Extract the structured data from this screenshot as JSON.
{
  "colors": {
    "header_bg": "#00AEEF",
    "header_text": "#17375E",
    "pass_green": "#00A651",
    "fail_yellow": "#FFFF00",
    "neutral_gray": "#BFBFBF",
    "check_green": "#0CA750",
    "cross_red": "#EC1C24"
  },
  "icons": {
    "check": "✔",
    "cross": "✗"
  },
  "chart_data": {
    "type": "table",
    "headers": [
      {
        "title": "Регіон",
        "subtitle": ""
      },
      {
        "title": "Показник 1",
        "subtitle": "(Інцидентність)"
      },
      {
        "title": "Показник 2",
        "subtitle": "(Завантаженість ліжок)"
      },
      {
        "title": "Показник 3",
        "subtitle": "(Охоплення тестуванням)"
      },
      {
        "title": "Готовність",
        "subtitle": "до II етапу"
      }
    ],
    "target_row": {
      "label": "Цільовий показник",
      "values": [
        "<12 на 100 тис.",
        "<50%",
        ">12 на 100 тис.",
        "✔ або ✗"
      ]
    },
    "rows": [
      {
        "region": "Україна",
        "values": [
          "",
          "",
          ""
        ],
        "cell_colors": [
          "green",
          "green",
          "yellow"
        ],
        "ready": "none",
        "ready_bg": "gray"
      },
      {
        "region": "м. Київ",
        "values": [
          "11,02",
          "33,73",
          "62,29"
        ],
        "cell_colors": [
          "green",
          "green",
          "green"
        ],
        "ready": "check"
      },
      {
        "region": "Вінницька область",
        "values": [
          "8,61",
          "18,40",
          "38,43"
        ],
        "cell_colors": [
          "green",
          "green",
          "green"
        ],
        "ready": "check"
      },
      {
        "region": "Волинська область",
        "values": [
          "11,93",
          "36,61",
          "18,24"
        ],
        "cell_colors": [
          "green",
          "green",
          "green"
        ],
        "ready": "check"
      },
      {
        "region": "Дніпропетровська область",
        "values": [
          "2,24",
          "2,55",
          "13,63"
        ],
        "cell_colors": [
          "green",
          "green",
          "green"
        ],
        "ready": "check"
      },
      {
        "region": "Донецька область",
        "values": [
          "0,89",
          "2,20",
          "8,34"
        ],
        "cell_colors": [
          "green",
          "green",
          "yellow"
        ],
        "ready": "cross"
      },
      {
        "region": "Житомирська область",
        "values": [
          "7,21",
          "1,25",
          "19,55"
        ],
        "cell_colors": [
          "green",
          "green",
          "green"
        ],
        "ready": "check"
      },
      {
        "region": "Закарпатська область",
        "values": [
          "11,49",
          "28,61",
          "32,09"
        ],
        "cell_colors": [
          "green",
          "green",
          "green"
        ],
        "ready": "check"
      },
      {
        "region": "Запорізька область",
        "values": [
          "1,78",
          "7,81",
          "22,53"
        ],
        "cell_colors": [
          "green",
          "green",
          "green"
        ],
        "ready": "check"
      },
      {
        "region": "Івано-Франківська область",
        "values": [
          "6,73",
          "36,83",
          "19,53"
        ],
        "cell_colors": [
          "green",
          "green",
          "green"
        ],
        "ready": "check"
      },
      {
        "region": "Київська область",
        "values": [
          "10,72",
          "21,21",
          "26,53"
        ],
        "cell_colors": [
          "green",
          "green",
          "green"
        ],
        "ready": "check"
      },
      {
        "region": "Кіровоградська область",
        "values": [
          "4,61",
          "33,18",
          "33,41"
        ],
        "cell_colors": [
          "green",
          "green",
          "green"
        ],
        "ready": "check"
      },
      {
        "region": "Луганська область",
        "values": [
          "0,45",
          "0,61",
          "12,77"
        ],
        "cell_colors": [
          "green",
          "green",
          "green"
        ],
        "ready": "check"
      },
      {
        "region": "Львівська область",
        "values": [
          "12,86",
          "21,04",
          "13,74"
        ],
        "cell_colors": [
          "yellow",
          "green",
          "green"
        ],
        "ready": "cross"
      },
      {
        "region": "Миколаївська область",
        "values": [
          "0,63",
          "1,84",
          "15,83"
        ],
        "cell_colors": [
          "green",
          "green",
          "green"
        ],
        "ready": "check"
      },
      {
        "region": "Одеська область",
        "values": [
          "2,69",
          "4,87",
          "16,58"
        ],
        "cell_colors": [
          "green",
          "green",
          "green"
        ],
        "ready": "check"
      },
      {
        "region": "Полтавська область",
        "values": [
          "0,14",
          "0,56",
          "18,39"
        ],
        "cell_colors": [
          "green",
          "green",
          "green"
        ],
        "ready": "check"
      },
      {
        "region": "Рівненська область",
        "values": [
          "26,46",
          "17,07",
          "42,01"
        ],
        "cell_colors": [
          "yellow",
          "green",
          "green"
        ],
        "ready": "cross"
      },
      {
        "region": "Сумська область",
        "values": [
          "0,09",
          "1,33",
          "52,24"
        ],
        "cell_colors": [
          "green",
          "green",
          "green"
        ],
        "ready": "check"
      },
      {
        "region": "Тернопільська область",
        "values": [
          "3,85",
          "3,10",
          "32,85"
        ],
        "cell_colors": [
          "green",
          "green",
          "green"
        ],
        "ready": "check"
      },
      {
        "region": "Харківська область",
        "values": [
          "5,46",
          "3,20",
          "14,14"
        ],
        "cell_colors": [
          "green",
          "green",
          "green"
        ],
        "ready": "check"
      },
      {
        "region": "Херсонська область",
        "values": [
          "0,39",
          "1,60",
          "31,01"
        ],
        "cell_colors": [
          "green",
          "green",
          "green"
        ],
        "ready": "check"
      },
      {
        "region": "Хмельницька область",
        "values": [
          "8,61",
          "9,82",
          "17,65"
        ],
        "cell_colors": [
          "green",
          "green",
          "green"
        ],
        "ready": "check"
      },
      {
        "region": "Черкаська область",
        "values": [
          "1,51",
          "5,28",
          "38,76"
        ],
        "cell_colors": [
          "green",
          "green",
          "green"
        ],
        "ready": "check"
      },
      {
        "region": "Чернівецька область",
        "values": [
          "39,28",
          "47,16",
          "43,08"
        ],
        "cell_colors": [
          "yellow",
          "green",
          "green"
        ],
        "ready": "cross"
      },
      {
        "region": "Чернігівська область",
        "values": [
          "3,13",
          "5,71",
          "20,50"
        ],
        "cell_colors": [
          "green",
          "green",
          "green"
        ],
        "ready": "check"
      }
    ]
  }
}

────────

Print out all the entries precisely as written.

Extract the structured data from this screenshot as JSON.
{
  "colors": {
    "header_bg": "#00AEEF",
    "header_text": "#17375E",
    "pass_green": "#00A651",
    "fail_yellow": "#FFFF00",
    "neutral_gray": "#BFBFBF",
    "check_green": "#0CA750",
    "cross_red": "#EC1C24"
  },
  "icons": {
    "check": "✔",
    "cross": "✗"
  },
  "chart_data": {
    "type": "table",
    "headers": [
      {
        "title": "Регіон",
        "subtitle": ""
      },
      {
        "title": "Показник 1",
        "subtitle": "(Інцидентність)"
      },
      {
        "title": "Показник 2",
        "subtitle": "(Завантаженість ліжок)"
      },
      {
        "title": "Показник 3",
        "subtitle": "(Охоплення тестуванням)"
      },
      {
        "title": "Готовність",
        "subtitle": "до II етапу"
      }
    ],
    "target_row": {
      "label": "Цільовий показник",
      "values": [
        "<12 на 100 тис.",
        "<50%",
        ">12 на 100 тис.",
        "✔ або ✗"
      ]
    },
    "rows": [
      {
        "region": "Україна",
        "values": [
          "",
          "",
          ""
        ],
        "cell_colors": [
          "green",
          "green",
          "yellow"
        ],
        "ready": "none",
        "ready_bg": "gray"
      },
      {
        "region": "м. Київ",
        "values": [
          "11,02",
          "33,73",
          "62,29"
        ],
        "cell_colors": [
          "green",
          "green",
          "green"
        ],
        "ready": "check"
      },
      {
        "region": "Вінницька область",
        "values": [
          "8,61",
          "18,40",
          "38,43"
        ],
        "cell_colors": [
          "green",
          "green",
          "green"
        ],
        "ready": "check"
      },
      {
        "region": "Волинська область",
        "values": [
          "11,93",
          "36,61",
          "18,24"
        ],
        "cell_colors": [
          "green",
          "green",
          "green"
        ],
        "ready": "check"
      },
      {
        "region": "Дніпропетровська область",
        "values": [
          "2,24",
          "2,55",
          "13,63"
        ],
        "cell_colors": [
          "green",
          "green",
          "green"
        ],
        "ready": "check"
      },
      {
        "region": "Донецька область",
        "values": [
          "0,89",
          "2,20",
          "8,34"
        ],
        "cell_colors": [
          "green",
          "green",
          "yellow"
        ],
        "ready": "cross"
      },
      {
        "region": "Житомирська область",
        "values": [
          "7,21",
          "1,25",
          "19,55"
        ],
        "cell_colors": [
          "green",
          "green",
          "green"
        ],
        "ready": "check"
      },
      {
        "region": "Закарпатська область",
        "values": [
          "11,49",
          "28,61",
          "32,09"
        ],
        "cell_colors": [
          "green",
          "green",
          "green"
        ],
        "ready": "check"
      },
      {
        "region": "Запорізька область",
        "values": [
          "1,78",
          "7,81",
          "22,53"
        ],
        "cell_colors": [
          "green",
          "green",
          "green"
        ],
        "ready": "check"
      },
      {
        "region": "Івано-Франківська область",
        "values": [
          "6,73",
          "36,83",
          "19,53"
        ],
        "cell_colors": [
          "green",
          "green",
          "green"
        ],
        "ready": "check"
      },
      {
        "region": "Київська область",
        "values": [
          "10,72",
          "21,21",
          "26,53"
        ],
        "cell_colors": [
          "green",
          "green",
          "green"
        ],
        "ready": "check"
      },
      {
        "region": "Кіровоградська область",
        "values": [
          "4,61",
          "33,18",
          "33,41"
        ],
        "cell_colors": [
          "green",
          "green",
          "green"
        ],
        "ready": "check"
      },
      {
        "region": "Луганська область",
        "values": [
          "0,45",
          "0,61",
          "12,77"
        ],
        "cell_colors": [
          "green",
          "green",
          "green"
        ],
        "ready": "check"
      },
      {
        "region": "Львівська область",
        "values": [
          "12,86",
          "21,04",
          "13,74"
        ],
        "cell_colors": [
          "yellow",
          "green",
          "green"
        ],
        "ready": "cross"
      },
      {
        "region": "Миколаївська область",
        "values": [
          "0,63",
          "1,84",
          "15,83"
        ],
        "cell_colors": [
          "green",
          "green",
          "green"
        ],
        "ready": "check"
      },
      {
        "region": "Одеська область",
        "values": [
          "2,69",
          "4,87",
          "16,58"
        ],
        "cell_colors": [
          "green",
          "green",
          "green"
        ],
        "ready": "check"
      },
      {
        "region": "Полтавська область",
        "values": [
          "0,14",
          "0,56",
          "18,39"
        ],
        "cell_colors": [
          "green",
          "green",
          "green"
        ],
        "ready": "check"
      },
      {
        "region": "Рівненська область",
        "values": [
          "26,46",
          "17,07",
          "42,01"
        ],
        "cell_colors": [
          "yellow",
          "green",
          "green"
        ],
        "ready": "cross"
      },
      {
        "region": "Сумська область",
        "values": [
          "0,09",
          "1,33",
          "52,24"
        ],
        "cell_colors": [
          "green",
          "green",
          "green"
        ],
        "ready": "check"
      },
      {
        "region": "Тернопільська область",
        "values": [
          "3,85",
          "3,10",
          "32,85"
        ],
        "cell_colors": [
          "green",
          "green",
          "green"
        ],
        "ready": "check"
      },
      {
        "region": "Харківська область",
        "values": [
          "5,46",
          "3,20",
          "14,14"
        ],
        "cell_colors": [
          "green",
          "green",
          "green"
        ],
        "ready": "check"
      },
      {
        "region": "Херсонська область",
        "values": [
          "0,39",
          "1,60",
          "31,01"
        ],
        "cell_colors": [
          "green",
          "green",
          "green"
        ],
        "ready": "check"
      },
      {
        "region": "Хмельницька область",
        "values": [
          "8,61",
          "9,82",
          "17,65"
        ],
        "cell_colors": [
          "green",
          "green",
          "green"
        ],
        "ready": "check"
      },
      {
        "region": "Черкаська область",
        "values": [
          "1,51",
          "5,28",
          "38,76"
        ],
        "cell_colors": [
          "green",
          "green",
          "green"
        ],
        "ready": "check"
      },
      {
        "region": "Чернівецька область",
        "values": [
          "39,28",
          "47,16",
          "43,08"
        ],
        "cell_colors": [
          "yellow",
          "green",
          "green"
        ],
        "ready": "cross"
      },
      {
        "region": "Чернігівська область",
        "values": [
          "3,13",
          "5,71",
          "20,50"
        ],
        "cell_colors": [
          "green",
          "green",
          "green"
        ],
        "ready": "check"
      }
    ]
  }
}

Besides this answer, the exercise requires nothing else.